▸ **Page**

Demand for efficient, modern logistics space in the Interstate 78/I-81 corridor has led to an increase in warehouse/distribution building size.

This conclusion is one of several CBRE released in its biannual logistics report, which evaluates market trends among the inventory of properties in this corridor that includes Berks, Carbon, Lehigh, Monroe, Northampton and Schuylkill counties, as well as part of other counties in central and northeastern Pennsylvania.

The report analyzes the market for institutional-grade warehouse distribution properties by submarket, class and size. These large properties typically draw attention from national or international investors.

Sean Bleiler, senior vice president of CBRE Inc., which has an office in Upper Macungie Township, said the markets are strong.

“We’ve seen a strong focus on deals that want to service the New York market,” he said.

“Overall, the Valley is very strong, but I think the interesting thing is these deals have grown in building size. One million square feet is getting too small for the market.”

Size is one of the most notable trends in the market, as many new buildings are going up that are 1 million square feet or larger.

Records from a dataset:

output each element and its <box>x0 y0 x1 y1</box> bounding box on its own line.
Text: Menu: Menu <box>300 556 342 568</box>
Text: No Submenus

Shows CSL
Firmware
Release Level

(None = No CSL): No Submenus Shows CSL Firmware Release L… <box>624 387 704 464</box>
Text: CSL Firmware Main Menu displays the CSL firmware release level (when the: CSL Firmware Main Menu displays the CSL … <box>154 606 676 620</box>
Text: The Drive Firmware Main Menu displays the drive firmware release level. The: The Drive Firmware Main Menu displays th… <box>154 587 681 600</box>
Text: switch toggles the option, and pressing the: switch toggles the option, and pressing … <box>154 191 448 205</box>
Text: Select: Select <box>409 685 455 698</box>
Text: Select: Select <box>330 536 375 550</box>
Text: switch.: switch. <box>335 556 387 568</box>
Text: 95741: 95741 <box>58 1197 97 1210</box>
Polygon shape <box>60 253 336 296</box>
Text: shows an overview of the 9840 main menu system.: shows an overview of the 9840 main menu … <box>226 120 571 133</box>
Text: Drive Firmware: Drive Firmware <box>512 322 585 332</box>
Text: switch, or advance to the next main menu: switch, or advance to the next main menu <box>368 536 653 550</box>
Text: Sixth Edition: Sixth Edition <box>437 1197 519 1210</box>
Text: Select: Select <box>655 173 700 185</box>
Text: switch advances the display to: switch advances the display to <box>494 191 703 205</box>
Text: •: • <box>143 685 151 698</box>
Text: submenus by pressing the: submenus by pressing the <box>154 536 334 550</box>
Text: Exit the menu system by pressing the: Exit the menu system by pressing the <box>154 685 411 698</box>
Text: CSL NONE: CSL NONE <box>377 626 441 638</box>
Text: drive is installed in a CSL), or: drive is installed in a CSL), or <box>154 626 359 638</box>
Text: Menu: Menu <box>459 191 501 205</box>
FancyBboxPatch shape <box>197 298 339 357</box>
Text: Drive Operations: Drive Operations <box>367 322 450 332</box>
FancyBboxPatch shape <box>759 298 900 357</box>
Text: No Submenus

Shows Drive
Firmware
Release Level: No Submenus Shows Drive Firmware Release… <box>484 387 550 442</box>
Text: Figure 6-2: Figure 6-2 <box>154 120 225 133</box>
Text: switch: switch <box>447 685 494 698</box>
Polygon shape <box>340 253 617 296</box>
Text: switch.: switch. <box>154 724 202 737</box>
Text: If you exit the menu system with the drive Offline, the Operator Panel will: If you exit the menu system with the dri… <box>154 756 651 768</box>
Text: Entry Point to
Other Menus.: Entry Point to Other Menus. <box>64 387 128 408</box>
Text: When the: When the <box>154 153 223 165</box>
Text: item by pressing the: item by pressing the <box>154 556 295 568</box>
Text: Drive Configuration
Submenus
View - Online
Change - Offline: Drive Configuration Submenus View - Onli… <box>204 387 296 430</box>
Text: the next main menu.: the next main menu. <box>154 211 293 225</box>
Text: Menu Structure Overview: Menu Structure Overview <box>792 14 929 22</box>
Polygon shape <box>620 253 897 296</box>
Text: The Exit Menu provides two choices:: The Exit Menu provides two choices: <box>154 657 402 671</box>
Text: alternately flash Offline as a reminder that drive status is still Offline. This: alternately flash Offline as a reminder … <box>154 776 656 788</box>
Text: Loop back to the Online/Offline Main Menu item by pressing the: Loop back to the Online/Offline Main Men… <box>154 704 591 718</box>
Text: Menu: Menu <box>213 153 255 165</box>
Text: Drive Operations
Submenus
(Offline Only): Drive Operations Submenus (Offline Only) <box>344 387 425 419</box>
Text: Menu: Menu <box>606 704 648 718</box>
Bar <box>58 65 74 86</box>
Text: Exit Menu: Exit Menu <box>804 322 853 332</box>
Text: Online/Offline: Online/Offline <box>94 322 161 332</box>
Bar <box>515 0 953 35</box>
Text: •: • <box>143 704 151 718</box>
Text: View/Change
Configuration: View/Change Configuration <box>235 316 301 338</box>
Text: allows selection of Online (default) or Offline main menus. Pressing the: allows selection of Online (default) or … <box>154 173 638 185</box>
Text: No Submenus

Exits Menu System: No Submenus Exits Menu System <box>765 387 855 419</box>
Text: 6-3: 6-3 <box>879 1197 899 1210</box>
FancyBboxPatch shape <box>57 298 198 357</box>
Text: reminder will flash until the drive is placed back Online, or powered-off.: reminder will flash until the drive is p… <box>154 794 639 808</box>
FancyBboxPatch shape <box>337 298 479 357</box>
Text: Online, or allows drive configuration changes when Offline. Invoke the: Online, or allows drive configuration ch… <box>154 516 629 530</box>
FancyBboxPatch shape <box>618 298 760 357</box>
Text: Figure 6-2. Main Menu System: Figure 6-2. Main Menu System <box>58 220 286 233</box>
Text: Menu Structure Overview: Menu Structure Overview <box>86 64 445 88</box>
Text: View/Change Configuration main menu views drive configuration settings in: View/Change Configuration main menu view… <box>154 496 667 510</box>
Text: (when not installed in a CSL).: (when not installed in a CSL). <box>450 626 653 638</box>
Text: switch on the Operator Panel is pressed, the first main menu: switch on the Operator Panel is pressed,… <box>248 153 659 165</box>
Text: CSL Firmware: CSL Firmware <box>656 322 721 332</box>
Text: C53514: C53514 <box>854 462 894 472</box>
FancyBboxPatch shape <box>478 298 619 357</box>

▸ **Written exercise**
In the warehouse demand text above the lines, repeat the part that opens with the words "Demand for efficient, modern" and closes with "or international investors.", swapping "corridor" for "region".

▸ **Completed task**
Demand for efficient, modern logistics space in the Interstate 78/I-81 region has led to an increase in warehouse/distribution building size.

This conclusion is one of several CBRE released in its biannual logistics report, which evaluates market trends among the inventory of properties in this region that includes Berks, Carbon, Lehigh, Monroe, Northampton and Schuylkill counties, as well as part of other counties in central and northeastern Pennsylvania.

The report analyzes the market for institutional-grade warehouse distribution properties by submarket, class and size. These large properties typically draw attention from national or international investors.